## PROBLEM STATEMENT
Quote the passage on Alaska Native history and identity word for word, starting at "After 1818 reform" and ending at "values and beliefs.".

## DOCUMENT EXCERPT

★ ★ ★

After 1818 reform in the management of the Russian-American Company brought some relief. Alaska Natives officially became employees instead of slaves. Atrocities ended, and health care and education systems were put in place. Missionaries of the Russian Orthodox Church were influential in seeking better conditions. The U.S. government took over Alaska in 1867. In the new government and mission schools, children were beaten for speaking either Sugcestun or Russian. Educational policies were aimed at bringing about the assimilation of all to American speech, values and beliefs.

This history created complex feelings about identity. During two hundred years of Western contact and cultural change, Indigenous identity had been devalued and even shamed. The Alaska Native Claims Settlement Act in 1971 put a new twist on the situation. Anyone who had a one-quarter of Native blood was eligible to enroll, meaning that he or she would receive shares in the village and regional Native corporations. This was the first time for many that being Native had any positive benefits. The new opportunity generated tension when people redefined themselves and heard comments such as “He was never a Native before land claims!”

There was much turmoil, infighting, and litigation during the early days of ANCSA. The Kodiak Area Native Association (KANA), a nonprofit established to pursue land claims and later ran Native health and education programs, came under fire. When I became president of KANA in 1983, I was asked to rebuild the organization. Elders advised that the biggest reason for our problems was that people had lost touch with who they were. They didn’t know their history, and the traditional values of sharing and cooperation had been lost. We turned our efforts to cultural rebuilding through dance, traditional arts, kayak building, language renewal, archaeology, oral history, youth-elder programs and more. The idea was to build knowledge, pride, visibility and self-esteem as a pathway for healing. From the beginning we wanted to have a museum and cultural center that people would feel belonged to them and where they could celebrate their culture. The Alutiiq Museum and Archaeological Repository opened its doors in 1995 and has realized the vision we held.

★ ★ ★

## DATA EXCERPTS

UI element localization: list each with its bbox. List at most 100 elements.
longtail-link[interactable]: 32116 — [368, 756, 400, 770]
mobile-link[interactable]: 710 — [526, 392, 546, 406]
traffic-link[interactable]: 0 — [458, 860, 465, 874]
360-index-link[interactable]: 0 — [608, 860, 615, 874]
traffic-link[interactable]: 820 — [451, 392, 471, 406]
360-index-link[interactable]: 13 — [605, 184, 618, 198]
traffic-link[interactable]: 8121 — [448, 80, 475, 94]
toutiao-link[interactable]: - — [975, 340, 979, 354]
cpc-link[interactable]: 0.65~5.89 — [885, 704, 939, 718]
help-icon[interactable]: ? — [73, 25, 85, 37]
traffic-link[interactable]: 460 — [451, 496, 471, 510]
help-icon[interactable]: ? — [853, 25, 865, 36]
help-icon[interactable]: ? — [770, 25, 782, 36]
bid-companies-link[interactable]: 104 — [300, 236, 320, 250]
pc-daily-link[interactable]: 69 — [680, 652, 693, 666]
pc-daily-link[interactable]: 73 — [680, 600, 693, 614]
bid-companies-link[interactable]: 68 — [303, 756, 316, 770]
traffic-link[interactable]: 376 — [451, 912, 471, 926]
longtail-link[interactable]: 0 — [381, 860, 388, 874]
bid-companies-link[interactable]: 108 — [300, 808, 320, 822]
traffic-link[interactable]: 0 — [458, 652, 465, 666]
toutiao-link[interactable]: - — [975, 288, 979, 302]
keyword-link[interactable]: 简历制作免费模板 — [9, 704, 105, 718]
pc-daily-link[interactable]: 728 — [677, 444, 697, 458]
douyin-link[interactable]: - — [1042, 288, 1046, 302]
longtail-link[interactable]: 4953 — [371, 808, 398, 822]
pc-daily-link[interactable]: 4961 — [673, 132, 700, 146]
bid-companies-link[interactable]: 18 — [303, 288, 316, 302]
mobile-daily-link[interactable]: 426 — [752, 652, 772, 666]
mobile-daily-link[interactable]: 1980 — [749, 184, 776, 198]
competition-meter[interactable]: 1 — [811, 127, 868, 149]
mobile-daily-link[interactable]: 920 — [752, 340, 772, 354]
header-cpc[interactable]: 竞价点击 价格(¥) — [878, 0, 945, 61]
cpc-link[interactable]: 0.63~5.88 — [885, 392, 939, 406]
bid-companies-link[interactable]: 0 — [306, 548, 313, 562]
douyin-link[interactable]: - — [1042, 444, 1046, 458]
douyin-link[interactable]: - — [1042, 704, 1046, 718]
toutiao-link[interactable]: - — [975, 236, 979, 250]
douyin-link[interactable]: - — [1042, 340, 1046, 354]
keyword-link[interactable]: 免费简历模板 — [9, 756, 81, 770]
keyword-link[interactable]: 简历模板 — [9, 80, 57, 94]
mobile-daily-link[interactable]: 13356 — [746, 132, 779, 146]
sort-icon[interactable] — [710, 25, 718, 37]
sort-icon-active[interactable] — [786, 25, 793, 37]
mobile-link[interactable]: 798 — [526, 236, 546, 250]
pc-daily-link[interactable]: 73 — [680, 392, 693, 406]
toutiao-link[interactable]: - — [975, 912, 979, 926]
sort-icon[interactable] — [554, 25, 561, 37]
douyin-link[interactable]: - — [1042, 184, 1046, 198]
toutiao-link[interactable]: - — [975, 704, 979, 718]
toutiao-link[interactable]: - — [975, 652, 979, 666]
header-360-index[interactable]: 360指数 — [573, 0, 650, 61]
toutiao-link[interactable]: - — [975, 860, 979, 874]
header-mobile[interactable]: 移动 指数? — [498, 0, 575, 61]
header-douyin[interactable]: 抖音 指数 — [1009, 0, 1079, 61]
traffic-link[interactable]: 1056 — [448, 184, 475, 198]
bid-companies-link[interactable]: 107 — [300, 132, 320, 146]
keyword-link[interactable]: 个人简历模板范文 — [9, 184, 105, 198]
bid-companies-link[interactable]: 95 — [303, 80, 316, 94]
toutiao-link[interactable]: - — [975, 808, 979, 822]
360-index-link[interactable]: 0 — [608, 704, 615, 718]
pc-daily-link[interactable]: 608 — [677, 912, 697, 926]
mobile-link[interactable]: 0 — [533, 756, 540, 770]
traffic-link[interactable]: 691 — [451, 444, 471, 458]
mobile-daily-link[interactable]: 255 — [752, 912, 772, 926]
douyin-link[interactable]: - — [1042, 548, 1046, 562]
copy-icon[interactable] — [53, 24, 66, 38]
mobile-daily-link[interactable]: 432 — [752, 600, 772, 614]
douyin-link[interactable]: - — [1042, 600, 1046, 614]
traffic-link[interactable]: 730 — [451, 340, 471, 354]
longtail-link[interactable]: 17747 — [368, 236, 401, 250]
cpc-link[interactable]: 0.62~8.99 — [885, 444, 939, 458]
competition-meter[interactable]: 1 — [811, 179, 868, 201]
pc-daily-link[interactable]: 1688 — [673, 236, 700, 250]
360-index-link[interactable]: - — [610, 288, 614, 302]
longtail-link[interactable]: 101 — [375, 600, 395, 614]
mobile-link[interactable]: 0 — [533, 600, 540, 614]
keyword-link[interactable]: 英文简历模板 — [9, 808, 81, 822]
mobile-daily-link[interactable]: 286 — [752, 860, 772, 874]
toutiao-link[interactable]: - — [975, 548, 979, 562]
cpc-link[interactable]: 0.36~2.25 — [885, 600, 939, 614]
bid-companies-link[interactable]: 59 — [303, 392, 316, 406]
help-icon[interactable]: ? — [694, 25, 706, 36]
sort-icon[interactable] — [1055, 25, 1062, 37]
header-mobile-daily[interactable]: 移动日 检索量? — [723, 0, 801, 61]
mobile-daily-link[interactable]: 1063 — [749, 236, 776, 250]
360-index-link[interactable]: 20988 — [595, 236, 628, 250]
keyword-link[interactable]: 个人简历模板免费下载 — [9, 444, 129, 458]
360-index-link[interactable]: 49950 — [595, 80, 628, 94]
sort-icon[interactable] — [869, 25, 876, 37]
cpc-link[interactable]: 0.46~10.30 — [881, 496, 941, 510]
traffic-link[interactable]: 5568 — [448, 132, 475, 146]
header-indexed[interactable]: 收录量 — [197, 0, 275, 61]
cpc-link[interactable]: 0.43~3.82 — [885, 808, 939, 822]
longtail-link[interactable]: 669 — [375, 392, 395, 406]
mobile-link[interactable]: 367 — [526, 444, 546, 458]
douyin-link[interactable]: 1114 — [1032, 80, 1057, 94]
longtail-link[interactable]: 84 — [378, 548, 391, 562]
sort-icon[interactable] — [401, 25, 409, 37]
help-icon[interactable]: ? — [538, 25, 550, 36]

★ ★ ★

## FINAL RESULT
After 1818 reform in the management of the Russian-American Company brought some relief. Alaska Natives officially became employees instead of slaves. Atrocities ended, and health care and education systems were put in place. Missionaries of the Russian Orthodox Church were influential in seeking better conditions. The U.S. government took over Alaska in 1867. In the new government and mission schools, children were beaten for speaking either Sugcestun or Russian. Educational policies were aimed at bringing about the assimilation of all to American speech, values and beliefs.